**EXERCISE OBJECTIVE:** Starting at the line containing "legend-label-females: Females [35, 614, 100, 633]" and ending at the end of the records, rewrite those lines with every "data-label" changed to "value-label" and nothing else altered.

————

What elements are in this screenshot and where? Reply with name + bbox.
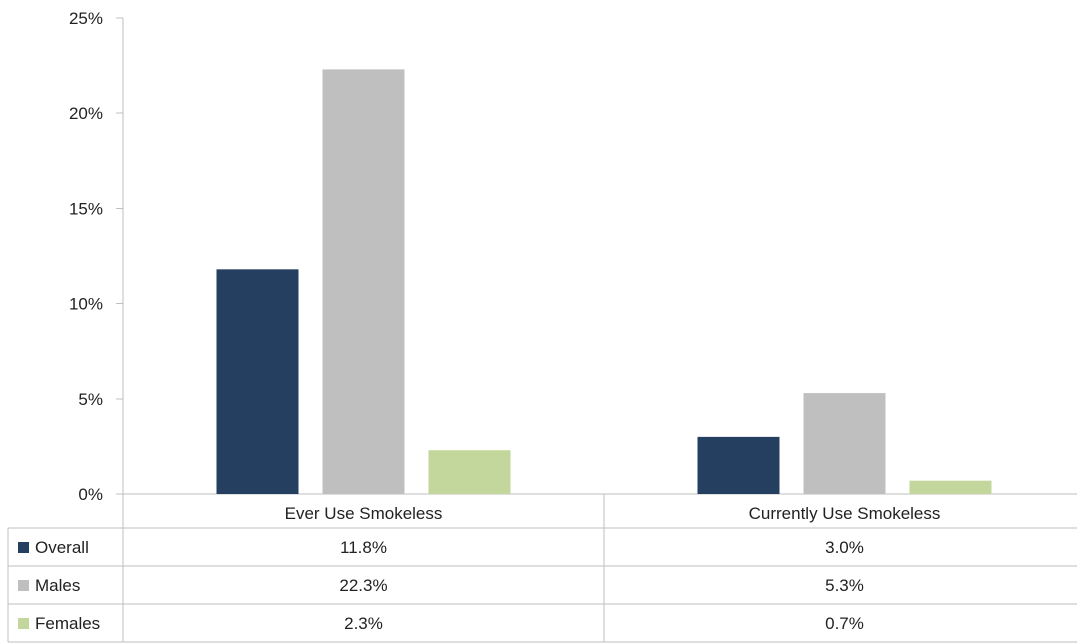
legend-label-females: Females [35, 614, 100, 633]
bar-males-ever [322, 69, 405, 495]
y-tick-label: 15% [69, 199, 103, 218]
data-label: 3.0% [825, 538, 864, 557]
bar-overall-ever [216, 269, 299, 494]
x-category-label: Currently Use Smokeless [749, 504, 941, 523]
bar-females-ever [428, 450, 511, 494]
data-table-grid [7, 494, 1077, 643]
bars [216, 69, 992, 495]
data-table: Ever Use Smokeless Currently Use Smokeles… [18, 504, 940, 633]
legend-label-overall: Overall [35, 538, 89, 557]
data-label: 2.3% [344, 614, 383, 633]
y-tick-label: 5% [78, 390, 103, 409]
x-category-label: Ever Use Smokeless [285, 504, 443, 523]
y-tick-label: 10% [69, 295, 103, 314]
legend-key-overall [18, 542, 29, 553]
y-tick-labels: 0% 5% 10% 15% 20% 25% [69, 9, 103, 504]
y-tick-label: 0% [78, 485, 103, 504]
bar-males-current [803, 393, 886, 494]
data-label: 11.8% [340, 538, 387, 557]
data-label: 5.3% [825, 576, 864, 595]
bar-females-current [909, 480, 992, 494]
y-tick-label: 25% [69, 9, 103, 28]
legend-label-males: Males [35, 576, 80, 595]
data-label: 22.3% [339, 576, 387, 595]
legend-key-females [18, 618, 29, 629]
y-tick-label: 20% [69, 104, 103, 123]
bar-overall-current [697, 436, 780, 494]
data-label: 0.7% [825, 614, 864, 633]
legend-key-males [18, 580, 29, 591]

————

**ANSWER:**
legend-label-females: Females [35, 614, 100, 633]
bar-males-ever [322, 69, 405, 495]
y-tick-label: 15% [69, 199, 103, 218]
value-label: 3.0% [825, 538, 864, 557]
bar-overall-ever [216, 269, 299, 494]
x-category-label: Currently Use Smokeless [749, 504, 941, 523]
bar-females-ever [428, 450, 511, 494]
data-table-grid [7, 494, 1077, 643]
bars [216, 69, 992, 495]
data-table: Ever Use Smokeless Currently Use Smokeles… [18, 504, 940, 633]
legend-label-overall: Overall [35, 538, 89, 557]
value-label: 2.3% [344, 614, 383, 633]
y-tick-label: 5% [78, 390, 103, 409]
x-category-label: Ever Use Smokeless [285, 504, 443, 523]
y-tick-label: 10% [69, 295, 103, 314]
legend-key-overall [18, 542, 29, 553]
y-tick-labels: 0% 5% 10% 15% 20% 25% [69, 9, 103, 504]
y-tick-label: 0% [78, 485, 103, 504]
bar-males-current [803, 393, 886, 494]
value-label: 11.8% [340, 538, 387, 557]
value-label: 5.3% [825, 576, 864, 595]
bar-females-current [909, 480, 992, 494]
y-tick-label: 25% [69, 9, 103, 28]
legend-label-males: Males [35, 576, 80, 595]
value-label: 22.3% [339, 576, 387, 595]
legend-key-females [18, 618, 29, 629]
y-tick-label: 20% [69, 104, 103, 123]
bar-overall-current [697, 436, 780, 494]
value-label: 0.7% [825, 614, 864, 633]
legend-key-males [18, 580, 29, 591]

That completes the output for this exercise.